START Input

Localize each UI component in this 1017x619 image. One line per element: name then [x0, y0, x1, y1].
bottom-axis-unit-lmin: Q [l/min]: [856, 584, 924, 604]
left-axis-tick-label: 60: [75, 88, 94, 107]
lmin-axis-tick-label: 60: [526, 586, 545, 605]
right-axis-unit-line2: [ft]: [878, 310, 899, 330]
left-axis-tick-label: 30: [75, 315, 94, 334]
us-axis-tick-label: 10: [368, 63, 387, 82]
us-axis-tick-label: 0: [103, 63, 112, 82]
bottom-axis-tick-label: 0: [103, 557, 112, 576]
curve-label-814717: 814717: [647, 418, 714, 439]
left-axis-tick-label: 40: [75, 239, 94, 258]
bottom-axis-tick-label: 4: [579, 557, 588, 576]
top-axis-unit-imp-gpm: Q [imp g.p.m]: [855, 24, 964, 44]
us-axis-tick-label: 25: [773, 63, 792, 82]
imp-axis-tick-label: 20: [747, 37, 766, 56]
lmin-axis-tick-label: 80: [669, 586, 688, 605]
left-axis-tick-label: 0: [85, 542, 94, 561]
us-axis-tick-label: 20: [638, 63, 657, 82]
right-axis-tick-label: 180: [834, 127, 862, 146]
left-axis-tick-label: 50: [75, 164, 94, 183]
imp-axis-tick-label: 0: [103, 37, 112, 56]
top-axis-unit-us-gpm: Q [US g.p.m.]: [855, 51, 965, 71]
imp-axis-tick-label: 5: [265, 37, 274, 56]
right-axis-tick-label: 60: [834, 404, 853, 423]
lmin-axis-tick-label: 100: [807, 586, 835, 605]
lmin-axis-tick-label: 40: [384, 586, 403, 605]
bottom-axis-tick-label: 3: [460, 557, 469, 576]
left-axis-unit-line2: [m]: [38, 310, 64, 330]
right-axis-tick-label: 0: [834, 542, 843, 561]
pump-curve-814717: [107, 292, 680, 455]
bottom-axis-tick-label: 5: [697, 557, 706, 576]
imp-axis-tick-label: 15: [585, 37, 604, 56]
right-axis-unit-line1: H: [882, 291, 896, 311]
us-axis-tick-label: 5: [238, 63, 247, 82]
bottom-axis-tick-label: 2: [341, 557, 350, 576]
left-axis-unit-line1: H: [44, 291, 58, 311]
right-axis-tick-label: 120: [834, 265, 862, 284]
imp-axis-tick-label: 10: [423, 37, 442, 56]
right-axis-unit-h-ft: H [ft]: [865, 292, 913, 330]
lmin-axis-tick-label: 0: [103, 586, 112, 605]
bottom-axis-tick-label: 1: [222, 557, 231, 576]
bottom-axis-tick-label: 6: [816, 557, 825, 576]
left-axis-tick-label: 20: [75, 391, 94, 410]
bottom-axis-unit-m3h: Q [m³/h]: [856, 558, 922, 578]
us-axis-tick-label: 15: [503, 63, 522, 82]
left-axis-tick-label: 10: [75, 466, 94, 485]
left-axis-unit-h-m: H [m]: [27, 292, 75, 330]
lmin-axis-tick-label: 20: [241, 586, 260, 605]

END Input

- **Aim of the exercise**: Retype every line of the records above with no changes, keeping each line in its original order.

- **Solved exercise**:
Localize each UI component in this 1017x619 image. One line per element: name then [x0, y0, x1, y1].
bottom-axis-unit-lmin: Q [l/min]: [856, 584, 924, 604]
left-axis-tick-label: 60: [75, 88, 94, 107]
lmin-axis-tick-label: 60: [526, 586, 545, 605]
right-axis-unit-line2: [ft]: [878, 310, 899, 330]
left-axis-tick-label: 30: [75, 315, 94, 334]
us-axis-tick-label: 10: [368, 63, 387, 82]
us-axis-tick-label: 0: [103, 63, 112, 82]
bottom-axis-tick-label: 0: [103, 557, 112, 576]
curve-label-814717: 814717: [647, 418, 714, 439]
left-axis-tick-label: 40: [75, 239, 94, 258]
bottom-axis-tick-label: 4: [579, 557, 588, 576]
top-axis-unit-imp-gpm: Q [imp g.p.m]: [855, 24, 964, 44]
us-axis-tick-label: 25: [773, 63, 792, 82]
imp-axis-tick-label: 20: [747, 37, 766, 56]
lmin-axis-tick-label: 80: [669, 586, 688, 605]
left-axis-tick-label: 0: [85, 542, 94, 561]
us-axis-tick-label: 20: [638, 63, 657, 82]
right-axis-tick-label: 180: [834, 127, 862, 146]
left-axis-tick-label: 50: [75, 164, 94, 183]
imp-axis-tick-label: 0: [103, 37, 112, 56]
top-axis-unit-us-gpm: Q [US g.p.m.]: [855, 51, 965, 71]
imp-axis-tick-label: 5: [265, 37, 274, 56]
right-axis-tick-label: 60: [834, 404, 853, 423]
lmin-axis-tick-label: 100: [807, 586, 835, 605]
lmin-axis-tick-label: 40: [384, 586, 403, 605]
bottom-axis-tick-label: 3: [460, 557, 469, 576]
left-axis-unit-line2: [m]: [38, 310, 64, 330]
right-axis-tick-label: 0: [834, 542, 843, 561]
pump-curve-814717: [107, 292, 680, 455]
bottom-axis-tick-label: 5: [697, 557, 706, 576]
imp-axis-tick-label: 15: [585, 37, 604, 56]
right-axis-unit-line1: H: [882, 291, 896, 311]
us-axis-tick-label: 5: [238, 63, 247, 82]
bottom-axis-tick-label: 2: [341, 557, 350, 576]
left-axis-unit-line1: H: [44, 291, 58, 311]
right-axis-tick-label: 120: [834, 265, 862, 284]
imp-axis-tick-label: 10: [423, 37, 442, 56]
right-axis-unit-h-ft: H [ft]: [865, 292, 913, 330]
lmin-axis-tick-label: 0: [103, 586, 112, 605]
bottom-axis-tick-label: 1: [222, 557, 231, 576]
bottom-axis-tick-label: 6: [816, 557, 825, 576]
left-axis-tick-label: 20: [75, 391, 94, 410]
bottom-axis-unit-m3h: Q [m³/h]: [856, 558, 922, 578]
us-axis-tick-label: 15: [503, 63, 522, 82]
left-axis-tick-label: 10: [75, 466, 94, 485]
left-axis-unit-h-m: H [m]: [27, 292, 75, 330]
lmin-axis-tick-label: 20: [241, 586, 260, 605]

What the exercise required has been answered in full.